**EXTRACT TO READ:**

On 11 April 2011 Ms Besser and Alma Homes contracted for the sale of a property described as “Lot 4 on proposed plan of subdivision PS638257D”. The sale was an “off the plan” sale in respect of a property which was the subject of subdivision. The contract provided for a purchase price of $1,250,000 of which a deposit of $125,000 was paid on or about 11 April 2011. The contract for the sale was in the standard form and included a Vendor’s Statement given pursuant to s 32 of the Sale of Land Act 1962 (Vic) to which was attached, amongst other documents and information, a copy of the proposed plan of subdivision.
The document identified by Ms Besser as the plan of subdivision comprised of four pages. Each page bears the plan number PS638257D. The fourth page is headed “Owners Corporation Schedule” and identifies the lot entitlements and lot liabilities for each of the four lots in the plan. The second page contains drawings showing the location of the properties within the title boundaries and the area set aside as common property. The fourth page of the plan of subdivision stated that there was to be an equal 25 per cent entitlement and liability to each of the four lots (consisting of 100 each totalling 400).

Visual layout data

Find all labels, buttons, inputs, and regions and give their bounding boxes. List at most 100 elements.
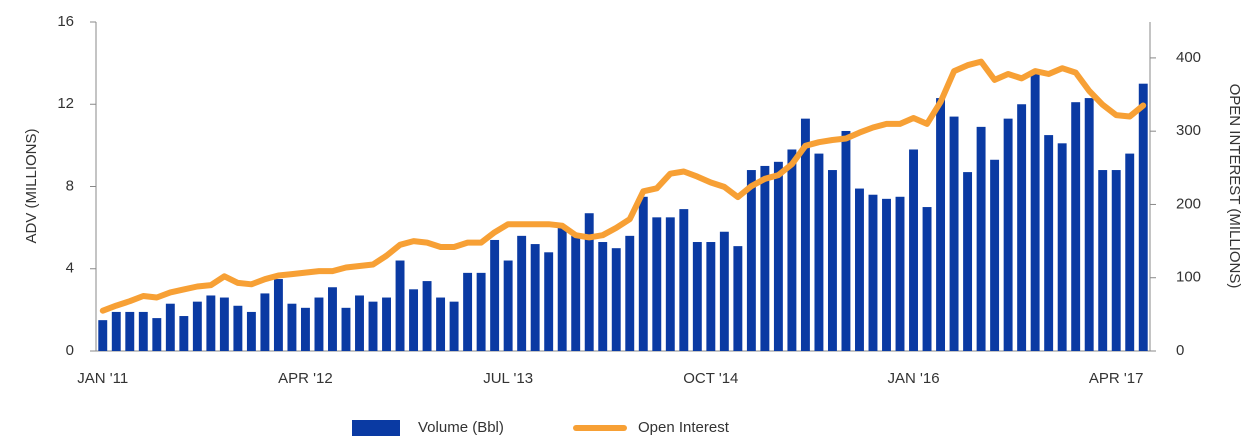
bar [314, 297, 324, 351]
bar [422, 281, 432, 351]
bar [1003, 118, 1013, 351]
bar [1138, 83, 1148, 351]
bar [409, 289, 419, 351]
y-tick-label: 16 [57, 13, 74, 30]
bar [976, 126, 986, 352]
bar [98, 320, 108, 351]
bar [909, 149, 918, 351]
bar [165, 303, 175, 351]
bar [246, 311, 256, 351]
bar [800, 118, 810, 351]
bar [787, 149, 797, 351]
bar [395, 260, 405, 351]
bar [814, 153, 824, 351]
bar [1098, 170, 1108, 351]
bar [733, 246, 743, 351]
legend-label: Volume (Bbl) [418, 419, 504, 436]
y2-tick-label: 300 [1176, 122, 1201, 139]
bar [841, 130, 851, 351]
bar [1030, 71, 1040, 351]
bar [1111, 170, 1121, 351]
bar [882, 198, 891, 351]
bar [692, 242, 702, 351]
bar [638, 196, 648, 351]
y-tick-label: 4 [66, 260, 74, 277]
line [99, 58, 1147, 314]
bar [665, 217, 675, 351]
x-tick-label: JAN '16 [887, 370, 939, 387]
y2-axis-title: OPEN INTEREST (MILLIONS) [1226, 84, 1243, 289]
bar [1017, 104, 1027, 351]
bar [557, 227, 567, 351]
bar [895, 196, 905, 351]
y-tick-label: 8 [66, 177, 74, 194]
bar [746, 170, 756, 351]
x-tick-label: JUL '13 [483, 370, 533, 387]
bar [827, 170, 837, 351]
bar [436, 297, 446, 351]
bar [936, 98, 946, 351]
bar [125, 311, 135, 351]
bar [328, 287, 337, 351]
x-tick-label: JAN '11 [77, 370, 128, 387]
bar [922, 207, 932, 351]
y2-tick-label: 100 [1176, 269, 1201, 286]
bar [503, 260, 513, 351]
bar [287, 303, 297, 351]
bar [868, 194, 878, 351]
bar [1057, 143, 1067, 351]
bar [1044, 135, 1054, 351]
x-tick-label: APR '17 [1089, 370, 1144, 387]
x-tick-label: APR '12 [278, 370, 333, 387]
bar [192, 301, 202, 351]
bar [719, 231, 729, 351]
bar [1071, 102, 1081, 351]
y-axis-title: ADV (MILLIONS) [23, 128, 40, 243]
bar [260, 293, 270, 351]
bar [206, 295, 216, 351]
bar [179, 316, 189, 351]
bar [760, 165, 770, 351]
bar [855, 188, 864, 351]
bar [111, 311, 121, 351]
bar [652, 217, 662, 351]
bar [233, 305, 243, 351]
bar [138, 311, 148, 351]
bar [463, 272, 473, 351]
bar [1084, 98, 1094, 351]
bar [300, 307, 310, 351]
bar [219, 297, 229, 351]
bar [530, 244, 540, 351]
y2-tick-label: 0 [1176, 342, 1184, 359]
bar [706, 242, 716, 351]
bar [449, 301, 459, 351]
y-tick-label: 12 [57, 95, 74, 112]
bar [368, 301, 378, 351]
bar [355, 295, 364, 351]
x-tick-label: OCT '14 [683, 370, 738, 387]
y-tick-label: 0 [66, 342, 74, 359]
bar [476, 272, 486, 351]
bar [773, 161, 783, 351]
bar [382, 297, 391, 351]
bar [517, 235, 527, 351]
bar [152, 318, 162, 351]
bar [571, 235, 581, 351]
bar [341, 307, 351, 351]
bar [273, 279, 283, 351]
bar [990, 159, 1000, 351]
bar [949, 116, 959, 352]
legend-swatch [352, 420, 400, 436]
bar [1125, 153, 1135, 351]
bar [963, 172, 973, 351]
y2-tick-label: 400 [1176, 49, 1201, 66]
bar [625, 235, 635, 351]
legend-label: Open Interest [638, 419, 730, 436]
bar [611, 248, 621, 351]
bar [490, 239, 500, 351]
bar [598, 242, 608, 351]
y2-tick-label: 200 [1176, 195, 1201, 212]
bar [544, 252, 554, 351]
bar [679, 209, 689, 351]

**REQUIREMENTS:** According to the property sale excerpt, what heading appears on the fourth page of the plan of subdivision?

**WRITTEN ANSWER:** "Owners Corporation Schedule"